(Dataset items)
--- begin ---

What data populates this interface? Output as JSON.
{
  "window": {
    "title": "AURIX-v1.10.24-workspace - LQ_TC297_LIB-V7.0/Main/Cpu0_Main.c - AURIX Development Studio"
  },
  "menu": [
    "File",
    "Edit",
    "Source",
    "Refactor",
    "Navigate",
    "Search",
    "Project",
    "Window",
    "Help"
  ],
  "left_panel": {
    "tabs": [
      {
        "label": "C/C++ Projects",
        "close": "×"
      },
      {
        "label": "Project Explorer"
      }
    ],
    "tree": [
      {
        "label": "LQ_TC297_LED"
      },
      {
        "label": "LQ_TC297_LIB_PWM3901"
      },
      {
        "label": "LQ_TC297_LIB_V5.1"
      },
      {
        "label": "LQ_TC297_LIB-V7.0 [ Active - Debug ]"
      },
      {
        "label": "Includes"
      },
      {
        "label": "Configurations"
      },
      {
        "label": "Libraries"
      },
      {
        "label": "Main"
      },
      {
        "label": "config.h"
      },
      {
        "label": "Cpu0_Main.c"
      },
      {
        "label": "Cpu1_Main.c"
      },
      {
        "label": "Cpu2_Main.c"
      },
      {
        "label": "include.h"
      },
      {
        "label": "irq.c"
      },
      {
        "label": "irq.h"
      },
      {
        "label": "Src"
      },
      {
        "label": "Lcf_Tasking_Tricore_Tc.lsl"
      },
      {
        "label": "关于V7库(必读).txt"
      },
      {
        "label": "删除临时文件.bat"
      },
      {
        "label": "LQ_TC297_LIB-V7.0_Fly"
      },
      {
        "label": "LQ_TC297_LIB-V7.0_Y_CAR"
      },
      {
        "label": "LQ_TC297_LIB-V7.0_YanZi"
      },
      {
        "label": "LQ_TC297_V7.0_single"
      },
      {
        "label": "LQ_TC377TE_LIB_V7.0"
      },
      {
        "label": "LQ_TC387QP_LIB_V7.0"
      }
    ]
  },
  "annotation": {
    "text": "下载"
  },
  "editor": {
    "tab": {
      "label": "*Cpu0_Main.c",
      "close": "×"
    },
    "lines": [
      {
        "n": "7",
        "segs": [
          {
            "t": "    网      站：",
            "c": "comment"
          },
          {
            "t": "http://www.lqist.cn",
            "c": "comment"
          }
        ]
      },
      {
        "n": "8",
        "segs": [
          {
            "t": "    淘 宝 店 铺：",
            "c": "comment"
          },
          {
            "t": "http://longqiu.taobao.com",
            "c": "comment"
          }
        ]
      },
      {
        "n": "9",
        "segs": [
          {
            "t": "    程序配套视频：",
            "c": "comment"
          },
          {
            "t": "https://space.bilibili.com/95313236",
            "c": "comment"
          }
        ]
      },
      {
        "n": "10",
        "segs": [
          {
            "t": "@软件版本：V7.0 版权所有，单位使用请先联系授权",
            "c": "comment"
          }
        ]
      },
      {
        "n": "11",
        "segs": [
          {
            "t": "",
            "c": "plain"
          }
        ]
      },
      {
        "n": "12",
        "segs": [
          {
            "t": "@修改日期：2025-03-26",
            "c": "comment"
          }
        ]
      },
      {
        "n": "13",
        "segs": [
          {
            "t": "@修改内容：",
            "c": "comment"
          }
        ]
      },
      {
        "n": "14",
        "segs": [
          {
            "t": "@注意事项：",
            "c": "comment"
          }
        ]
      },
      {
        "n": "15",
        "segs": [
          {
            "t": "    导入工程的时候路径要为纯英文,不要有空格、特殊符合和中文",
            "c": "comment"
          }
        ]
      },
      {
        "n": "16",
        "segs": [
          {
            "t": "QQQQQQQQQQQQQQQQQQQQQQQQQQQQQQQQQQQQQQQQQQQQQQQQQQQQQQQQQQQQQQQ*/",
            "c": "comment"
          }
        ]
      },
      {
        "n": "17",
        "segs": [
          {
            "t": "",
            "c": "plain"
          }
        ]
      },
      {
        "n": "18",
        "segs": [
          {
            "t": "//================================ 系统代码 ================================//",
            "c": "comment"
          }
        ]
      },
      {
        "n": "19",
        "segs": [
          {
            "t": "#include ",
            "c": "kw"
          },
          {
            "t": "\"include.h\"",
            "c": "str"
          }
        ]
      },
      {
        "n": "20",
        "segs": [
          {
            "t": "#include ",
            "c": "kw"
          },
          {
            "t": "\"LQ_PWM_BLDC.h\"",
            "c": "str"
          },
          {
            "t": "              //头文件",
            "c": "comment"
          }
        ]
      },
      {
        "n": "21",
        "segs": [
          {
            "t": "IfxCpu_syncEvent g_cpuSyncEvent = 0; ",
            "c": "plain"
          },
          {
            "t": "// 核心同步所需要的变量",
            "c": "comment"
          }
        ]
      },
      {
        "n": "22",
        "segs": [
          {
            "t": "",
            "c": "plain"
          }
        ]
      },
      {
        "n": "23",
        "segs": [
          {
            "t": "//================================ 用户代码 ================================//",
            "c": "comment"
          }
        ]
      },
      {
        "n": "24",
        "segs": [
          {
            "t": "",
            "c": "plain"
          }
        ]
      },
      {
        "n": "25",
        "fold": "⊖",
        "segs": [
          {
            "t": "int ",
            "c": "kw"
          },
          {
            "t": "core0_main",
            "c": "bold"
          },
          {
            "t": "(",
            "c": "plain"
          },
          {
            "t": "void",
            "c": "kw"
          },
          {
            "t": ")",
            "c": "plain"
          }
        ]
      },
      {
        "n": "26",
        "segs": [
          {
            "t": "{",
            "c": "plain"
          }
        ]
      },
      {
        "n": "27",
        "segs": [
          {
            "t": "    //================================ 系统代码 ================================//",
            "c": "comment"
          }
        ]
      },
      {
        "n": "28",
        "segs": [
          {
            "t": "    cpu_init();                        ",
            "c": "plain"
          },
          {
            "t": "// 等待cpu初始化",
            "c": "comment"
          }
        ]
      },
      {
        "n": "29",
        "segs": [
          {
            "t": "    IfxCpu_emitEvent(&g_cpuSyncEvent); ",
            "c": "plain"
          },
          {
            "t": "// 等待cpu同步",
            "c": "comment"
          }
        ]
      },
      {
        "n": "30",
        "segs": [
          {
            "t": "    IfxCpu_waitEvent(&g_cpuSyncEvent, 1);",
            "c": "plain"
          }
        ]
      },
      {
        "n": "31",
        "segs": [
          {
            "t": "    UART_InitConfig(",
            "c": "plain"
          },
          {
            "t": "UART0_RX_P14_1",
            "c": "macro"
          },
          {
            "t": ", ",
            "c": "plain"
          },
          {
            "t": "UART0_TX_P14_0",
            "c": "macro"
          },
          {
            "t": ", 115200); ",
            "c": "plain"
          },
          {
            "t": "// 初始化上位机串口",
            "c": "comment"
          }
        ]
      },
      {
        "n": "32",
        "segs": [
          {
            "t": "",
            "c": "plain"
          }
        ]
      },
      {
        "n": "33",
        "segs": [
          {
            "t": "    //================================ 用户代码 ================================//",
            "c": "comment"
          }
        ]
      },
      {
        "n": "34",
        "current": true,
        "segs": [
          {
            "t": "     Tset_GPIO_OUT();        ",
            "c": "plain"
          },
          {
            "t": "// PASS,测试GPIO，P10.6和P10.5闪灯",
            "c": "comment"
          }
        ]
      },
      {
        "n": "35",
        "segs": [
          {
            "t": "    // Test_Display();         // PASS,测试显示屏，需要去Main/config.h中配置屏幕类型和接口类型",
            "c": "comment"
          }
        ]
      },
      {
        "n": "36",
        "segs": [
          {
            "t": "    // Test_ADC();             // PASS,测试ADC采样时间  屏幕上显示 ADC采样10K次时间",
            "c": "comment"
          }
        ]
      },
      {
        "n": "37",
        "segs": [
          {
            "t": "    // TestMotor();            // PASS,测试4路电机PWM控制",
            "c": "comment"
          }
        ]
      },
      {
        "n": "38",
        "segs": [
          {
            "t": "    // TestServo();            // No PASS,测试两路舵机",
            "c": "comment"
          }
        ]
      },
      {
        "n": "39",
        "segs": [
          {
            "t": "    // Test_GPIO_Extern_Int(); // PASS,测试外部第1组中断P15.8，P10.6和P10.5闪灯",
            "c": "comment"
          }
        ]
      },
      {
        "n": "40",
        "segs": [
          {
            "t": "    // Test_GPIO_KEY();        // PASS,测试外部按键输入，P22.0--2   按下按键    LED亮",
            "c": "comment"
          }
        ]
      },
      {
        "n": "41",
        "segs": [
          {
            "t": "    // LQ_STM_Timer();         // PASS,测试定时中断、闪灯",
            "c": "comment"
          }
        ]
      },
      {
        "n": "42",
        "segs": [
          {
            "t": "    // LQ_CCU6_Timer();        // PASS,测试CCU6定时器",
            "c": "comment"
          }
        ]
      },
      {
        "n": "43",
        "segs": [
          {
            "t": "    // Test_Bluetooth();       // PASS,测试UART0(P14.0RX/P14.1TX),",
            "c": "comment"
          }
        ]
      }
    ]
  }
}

--- end ---

JOB - Return, from the data, each line that has the word "PASS" in it.

ANSWER BELOW -
            "t": "// PASS,测试GPIO，P10.6和P10.5闪灯",
            "t": "    // Test_Display();         // PASS,测试显示屏，需要去Main/config.h中配置屏幕类型和接口类型",
            "t": "    // Test_ADC();             // PASS,测试ADC采样时间  屏幕上显示 ADC采样10K次时间",
            "t": "    // TestMotor();            // PASS,测试4路电机PWM控制",
            "t": "    // TestServo();            // No PASS,测试两路舵机",
            "t": "    // Test_GPIO_Extern_Int(); // PASS,测试外部第1组中断P15.8，P10.6和P10.5闪灯",
            "t": "    // Test_GPIO_KEY();        // PASS,测试外部按键输入，P22.0--2   按下按键    LED亮",
            "t": "    // LQ_STM_Timer();         // PASS,测试定时中断、闪灯",
            "t": "    // LQ_CCU6_Timer();        // PASS,测试CCU6定时器",
            "t": "    // Test_Bluetooth();       // PASS,测试UART0(P14.0RX/P14.1TX),",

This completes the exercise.